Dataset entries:
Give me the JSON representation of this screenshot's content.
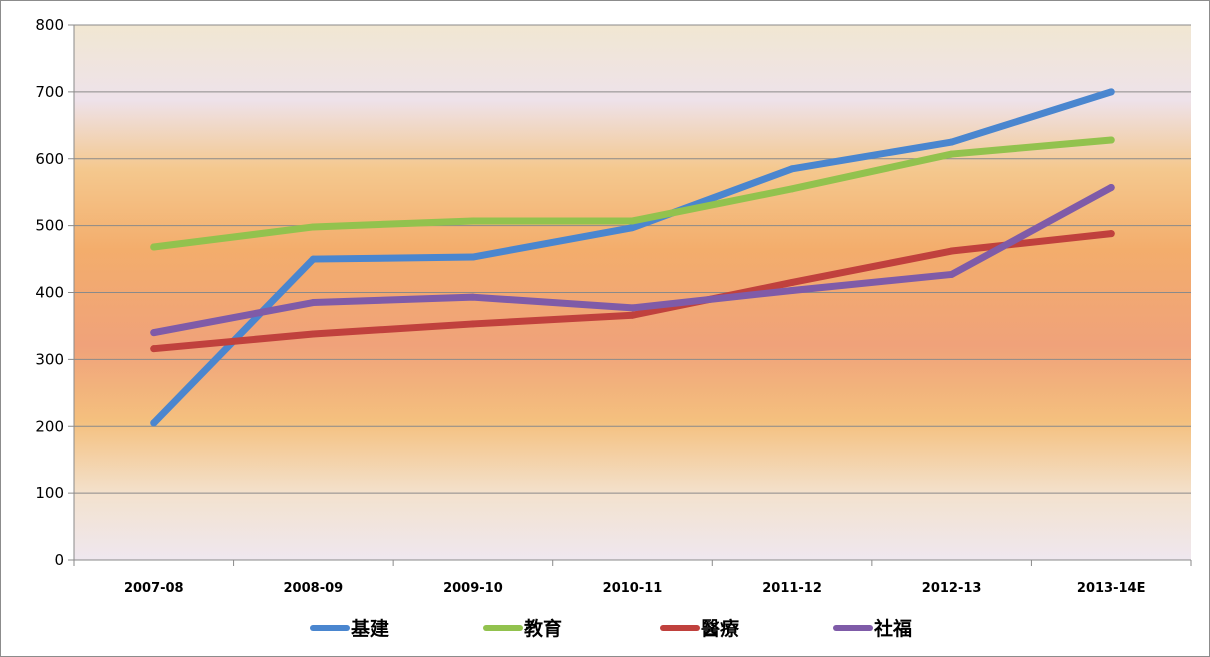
{
  "chart_data": {
    "type": "line",
    "title": "",
    "xlabel": "",
    "ylabel": "",
    "categories": [
      "2007-08",
      "2008-09",
      "2009-10",
      "2010-11",
      "2011-12",
      "2012-13",
      "2013-14E"
    ],
    "ylim": [
      0,
      800
    ],
    "yticks": [
      0,
      100,
      200,
      300,
      400,
      500,
      600,
      700,
      800
    ],
    "grid": true,
    "legend_position": "bottom",
    "series": [
      {
        "name": "基建",
        "color": "#4a86cf",
        "values": [
          205,
          450,
          453,
          497,
          585,
          625,
          700
        ]
      },
      {
        "name": "教育",
        "color": "#92c24e",
        "values": [
          468,
          498,
          507,
          507,
          555,
          607,
          628
        ]
      },
      {
        "name": "醫療",
        "color": "#c0413d",
        "values": [
          316,
          338,
          353,
          366,
          415,
          462,
          488
        ]
      },
      {
        "name": "社福",
        "color": "#7f5ba8",
        "values": [
          340,
          385,
          393,
          377,
          403,
          427,
          557
        ]
      }
    ]
  }
}
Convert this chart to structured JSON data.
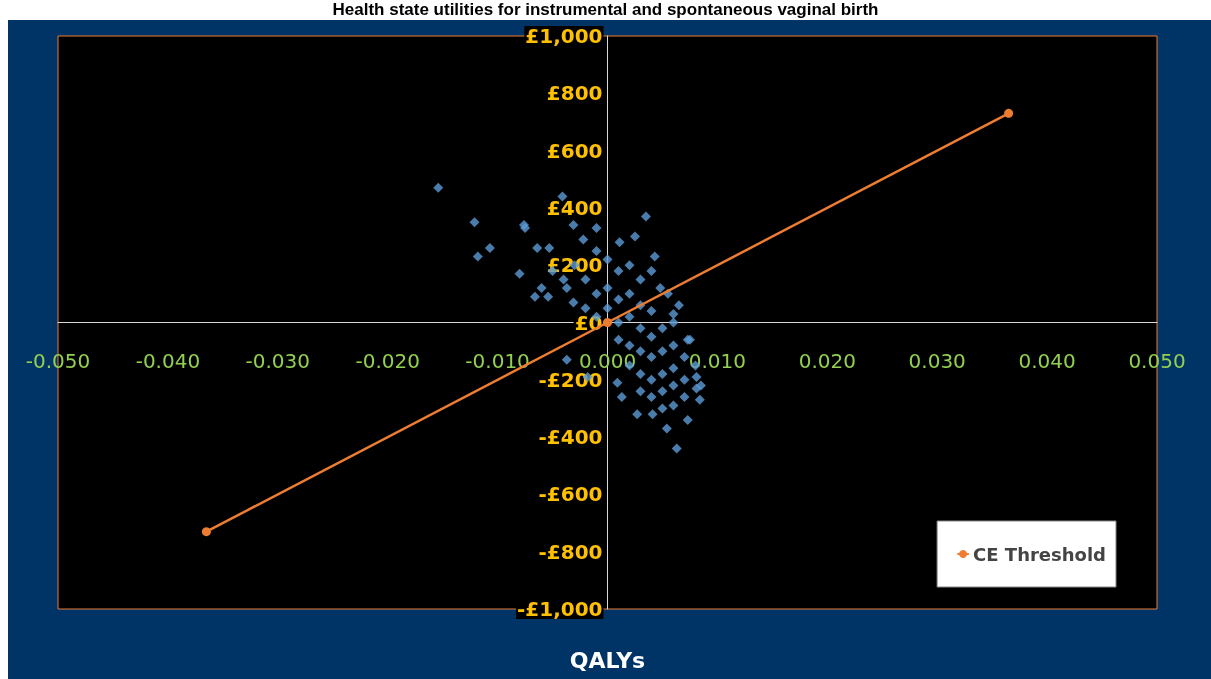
{
  "chart_data": {
    "type": "scatter",
    "title": "Health state utilities for instrumental and spontaneous vaginal birth",
    "xlabel": "QALYs",
    "xlim": [
      -0.05,
      0.05
    ],
    "ylim": [
      -1000,
      1000
    ],
    "xticks": [
      {
        "value": -0.05,
        "label": "-0.050"
      },
      {
        "value": -0.04,
        "label": "-0.040"
      },
      {
        "value": -0.03,
        "label": "-0.030"
      },
      {
        "value": -0.02,
        "label": "-0.020"
      },
      {
        "value": -0.01,
        "label": "-0.010"
      },
      {
        "value": 0,
        "label": "0.000"
      },
      {
        "value": 0.01,
        "label": "0.010"
      },
      {
        "value": 0.02,
        "label": "0.020"
      },
      {
        "value": 0.03,
        "label": "0.030"
      },
      {
        "value": 0.04,
        "label": "0.040"
      },
      {
        "value": 0.05,
        "label": "0.050"
      }
    ],
    "yticks": [
      {
        "value": -1000,
        "label": "-£1,000"
      },
      {
        "value": -800,
        "label": "-£800"
      },
      {
        "value": -600,
        "label": "-£600"
      },
      {
        "value": -400,
        "label": "-£400"
      },
      {
        "value": -200,
        "label": "-£200"
      },
      {
        "value": 0,
        "label": "£0"
      },
      {
        "value": 200,
        "label": "£200"
      },
      {
        "value": 400,
        "label": "£400"
      },
      {
        "value": 600,
        "label": "£600"
      },
      {
        "value": 800,
        "label": "£800"
      },
      {
        "value": 1000,
        "label": "£1,000"
      }
    ],
    "grid": false,
    "legend": "bottom right",
    "series": [
      {
        "type": "scatter",
        "marker": "diamond",
        "color": "#5b9bd5",
        "x": [
          -0.0154,
          -0.0121,
          -0.0118,
          -0.0107,
          -0.0076,
          -0.0041,
          0.0035,
          -0.0075,
          -0.0031,
          -0.0022,
          -0.001,
          0.0025,
          0.0043,
          -0.0064,
          -0.0053,
          -0.008,
          -0.0054,
          -0.0037,
          -0.0031,
          -0.0037,
          -0.0018,
          0.0009,
          0.0013,
          0.0027,
          0.0041,
          0.0054,
          0.0063,
          0.0073,
          0.0084,
          0.0081,
          0.0073,
          0.006,
          0.0048,
          0.0011,
          0.0081,
          -0.003,
          -0.002,
          -0.001,
          0,
          0.001,
          0.002,
          0.003,
          -0.001,
          0,
          0.001,
          0.002,
          0.003,
          0.004,
          -0.002,
          -0.001,
          0,
          0.001,
          0.002,
          0.003,
          0.004,
          0.005,
          0.006,
          0.001,
          0.002,
          0.003,
          0.004,
          0.005,
          0.006,
          0.007,
          0.002,
          0.003,
          0.004,
          0.005,
          0.006,
          0.007,
          0.003,
          0.004,
          0.005,
          0.006,
          0.007,
          0.005,
          0.006,
          -0.004,
          -0.005,
          -0.006,
          0.004,
          0.0055,
          0.0065,
          0.0075,
          0.008,
          0.0085,
          -0.0066
        ],
        "values": [
          470,
          350,
          230,
          260,
          340,
          440,
          370,
          330,
          340,
          290,
          330,
          300,
          230,
          260,
          260,
          170,
          90,
          120,
          70,
          -130,
          -190,
          -210,
          -260,
          -320,
          -320,
          -370,
          -440,
          -340,
          -270,
          -230,
          -60,
          30,
          120,
          280,
          -190,
          200,
          150,
          250,
          220,
          180,
          200,
          150,
          100,
          120,
          80,
          100,
          60,
          40,
          50,
          20,
          50,
          0,
          20,
          -20,
          -50,
          -20,
          0,
          -60,
          -80,
          -100,
          -120,
          -100,
          -80,
          -120,
          -150,
          -180,
          -200,
          -180,
          -160,
          -200,
          -240,
          -260,
          -240,
          -220,
          -260,
          -300,
          -290,
          150,
          180,
          120,
          180,
          100,
          60,
          -60,
          -150,
          -220,
          90
        ]
      },
      {
        "type": "line",
        "name": "CE Threshold",
        "marker": "circle",
        "line_style": "solid",
        "color": "#ed7d31",
        "x": [
          -0.0365,
          0,
          0.0365
        ],
        "values": [
          -730,
          0,
          730
        ]
      }
    ]
  }
}
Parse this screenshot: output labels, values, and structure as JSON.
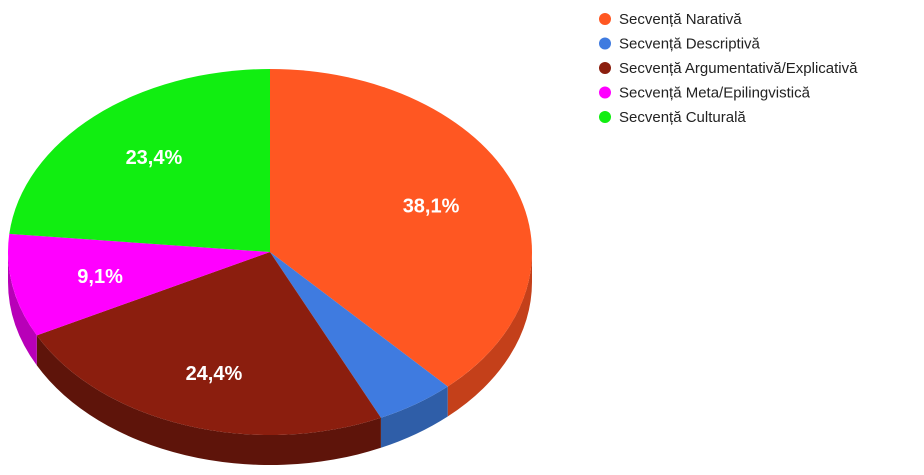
{
  "chart_data": {
    "type": "pie",
    "title": "",
    "labels": [
      "Secvență Narativă",
      "Secvență Descriptivă",
      "Secvență Argumentativă/Explicativă",
      "Secvență Meta/Epilingvistică",
      "Secvență Culturală"
    ],
    "values": [
      38.1,
      4.9,
      24.4,
      9.1,
      23.4
    ],
    "value_labels": [
      "38,1%",
      "",
      "24,4%",
      "9,1%",
      "23,4%"
    ],
    "colors": [
      "#ff5722",
      "#3f7be0",
      "#8b1e0e",
      "#ff00ff",
      "#11ee11"
    ],
    "side_colors": [
      "#c4401a",
      "#2f5ea8",
      "#5e140a",
      "#b800b8",
      "#0db30d"
    ],
    "legend_position": "top-right",
    "style": "3d"
  }
}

### Exercise details
Write only the number of lines in the records that include the word "screenshot".

### Problem solution
2